Stated exercise »
From the entries below, gather each line containing the word "color".

══════════════════════════════

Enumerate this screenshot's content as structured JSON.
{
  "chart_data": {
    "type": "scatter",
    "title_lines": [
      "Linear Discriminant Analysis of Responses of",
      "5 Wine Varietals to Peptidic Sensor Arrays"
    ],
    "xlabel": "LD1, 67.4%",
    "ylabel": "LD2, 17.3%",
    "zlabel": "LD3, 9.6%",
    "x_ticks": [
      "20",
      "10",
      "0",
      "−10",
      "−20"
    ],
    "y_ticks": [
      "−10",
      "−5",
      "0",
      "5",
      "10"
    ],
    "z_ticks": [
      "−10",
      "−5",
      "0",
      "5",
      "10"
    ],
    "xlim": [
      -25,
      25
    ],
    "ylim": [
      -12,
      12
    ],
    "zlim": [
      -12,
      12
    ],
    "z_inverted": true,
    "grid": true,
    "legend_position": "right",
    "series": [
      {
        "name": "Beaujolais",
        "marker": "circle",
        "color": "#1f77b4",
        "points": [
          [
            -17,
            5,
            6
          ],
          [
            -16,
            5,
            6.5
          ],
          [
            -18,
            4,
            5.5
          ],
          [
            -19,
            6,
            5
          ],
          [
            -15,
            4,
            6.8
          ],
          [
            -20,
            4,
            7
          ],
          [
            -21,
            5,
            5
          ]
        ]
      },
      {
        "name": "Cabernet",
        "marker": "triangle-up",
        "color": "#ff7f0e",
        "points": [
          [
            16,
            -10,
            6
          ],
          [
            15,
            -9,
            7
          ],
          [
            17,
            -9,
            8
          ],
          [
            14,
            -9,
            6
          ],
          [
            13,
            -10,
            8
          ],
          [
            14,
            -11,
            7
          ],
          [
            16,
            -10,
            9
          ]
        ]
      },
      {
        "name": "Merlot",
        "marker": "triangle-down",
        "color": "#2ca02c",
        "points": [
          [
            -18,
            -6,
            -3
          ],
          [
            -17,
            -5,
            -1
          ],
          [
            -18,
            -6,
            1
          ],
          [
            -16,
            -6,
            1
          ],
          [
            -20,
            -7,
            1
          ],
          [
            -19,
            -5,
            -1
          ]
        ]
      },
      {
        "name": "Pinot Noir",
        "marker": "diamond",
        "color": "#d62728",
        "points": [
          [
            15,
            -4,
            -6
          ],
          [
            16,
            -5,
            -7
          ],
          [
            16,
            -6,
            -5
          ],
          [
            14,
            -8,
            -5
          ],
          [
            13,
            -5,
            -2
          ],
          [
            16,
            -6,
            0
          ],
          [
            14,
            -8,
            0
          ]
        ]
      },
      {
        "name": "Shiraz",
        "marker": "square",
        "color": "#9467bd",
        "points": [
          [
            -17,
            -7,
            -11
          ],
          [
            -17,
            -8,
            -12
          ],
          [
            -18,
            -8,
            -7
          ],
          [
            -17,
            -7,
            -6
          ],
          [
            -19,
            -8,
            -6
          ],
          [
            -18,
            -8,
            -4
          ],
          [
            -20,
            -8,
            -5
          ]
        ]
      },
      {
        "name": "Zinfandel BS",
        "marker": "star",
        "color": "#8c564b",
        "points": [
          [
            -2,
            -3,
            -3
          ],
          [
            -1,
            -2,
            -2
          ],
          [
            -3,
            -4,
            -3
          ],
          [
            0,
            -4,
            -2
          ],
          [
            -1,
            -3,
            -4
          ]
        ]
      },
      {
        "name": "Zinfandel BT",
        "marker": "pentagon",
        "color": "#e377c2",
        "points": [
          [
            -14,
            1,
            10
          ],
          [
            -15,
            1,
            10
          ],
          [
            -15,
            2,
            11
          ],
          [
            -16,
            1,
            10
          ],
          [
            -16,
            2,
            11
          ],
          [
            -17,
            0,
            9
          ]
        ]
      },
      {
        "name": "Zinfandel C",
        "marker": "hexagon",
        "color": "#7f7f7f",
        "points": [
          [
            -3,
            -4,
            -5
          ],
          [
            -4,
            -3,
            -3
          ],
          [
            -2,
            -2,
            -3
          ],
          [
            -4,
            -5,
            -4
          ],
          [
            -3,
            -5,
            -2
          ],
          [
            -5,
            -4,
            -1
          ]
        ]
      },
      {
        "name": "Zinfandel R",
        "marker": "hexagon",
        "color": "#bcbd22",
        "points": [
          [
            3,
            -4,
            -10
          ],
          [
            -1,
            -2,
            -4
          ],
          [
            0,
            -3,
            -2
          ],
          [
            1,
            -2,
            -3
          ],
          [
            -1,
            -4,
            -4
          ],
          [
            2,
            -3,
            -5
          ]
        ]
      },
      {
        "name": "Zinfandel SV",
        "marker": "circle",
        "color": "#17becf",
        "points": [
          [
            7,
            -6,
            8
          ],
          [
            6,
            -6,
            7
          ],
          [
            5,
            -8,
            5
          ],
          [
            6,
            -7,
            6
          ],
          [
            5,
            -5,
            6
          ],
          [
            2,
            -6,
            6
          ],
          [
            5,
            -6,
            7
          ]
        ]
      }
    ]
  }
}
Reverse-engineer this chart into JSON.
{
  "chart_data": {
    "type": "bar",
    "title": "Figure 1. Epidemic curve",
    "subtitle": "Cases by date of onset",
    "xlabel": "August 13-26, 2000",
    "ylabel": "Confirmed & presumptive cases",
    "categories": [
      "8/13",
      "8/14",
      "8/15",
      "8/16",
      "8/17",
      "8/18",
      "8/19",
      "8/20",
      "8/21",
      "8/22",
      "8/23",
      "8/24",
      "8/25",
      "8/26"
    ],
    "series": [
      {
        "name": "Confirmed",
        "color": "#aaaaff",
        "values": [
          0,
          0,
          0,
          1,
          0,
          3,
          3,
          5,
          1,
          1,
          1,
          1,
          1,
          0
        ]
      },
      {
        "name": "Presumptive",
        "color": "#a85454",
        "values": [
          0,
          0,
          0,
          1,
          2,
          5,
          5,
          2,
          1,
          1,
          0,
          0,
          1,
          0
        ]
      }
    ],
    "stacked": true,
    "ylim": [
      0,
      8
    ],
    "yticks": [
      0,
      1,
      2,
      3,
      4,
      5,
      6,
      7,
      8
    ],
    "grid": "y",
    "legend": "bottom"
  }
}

══════════════════════════════

Full answer »
        "color": "#1f77b4",
        "color": "#ff7f0e",
        "color": "#2ca02c",
        "color": "#d62728",
        "color": "#9467bd",
        "color": "#8c564b",
        "color": "#e377c2",
        "color": "#7f7f7f",
        "color": "#bcbd22",
        "color": "#17becf",
        "color": "#aaaaff",
        "color": "#a85454",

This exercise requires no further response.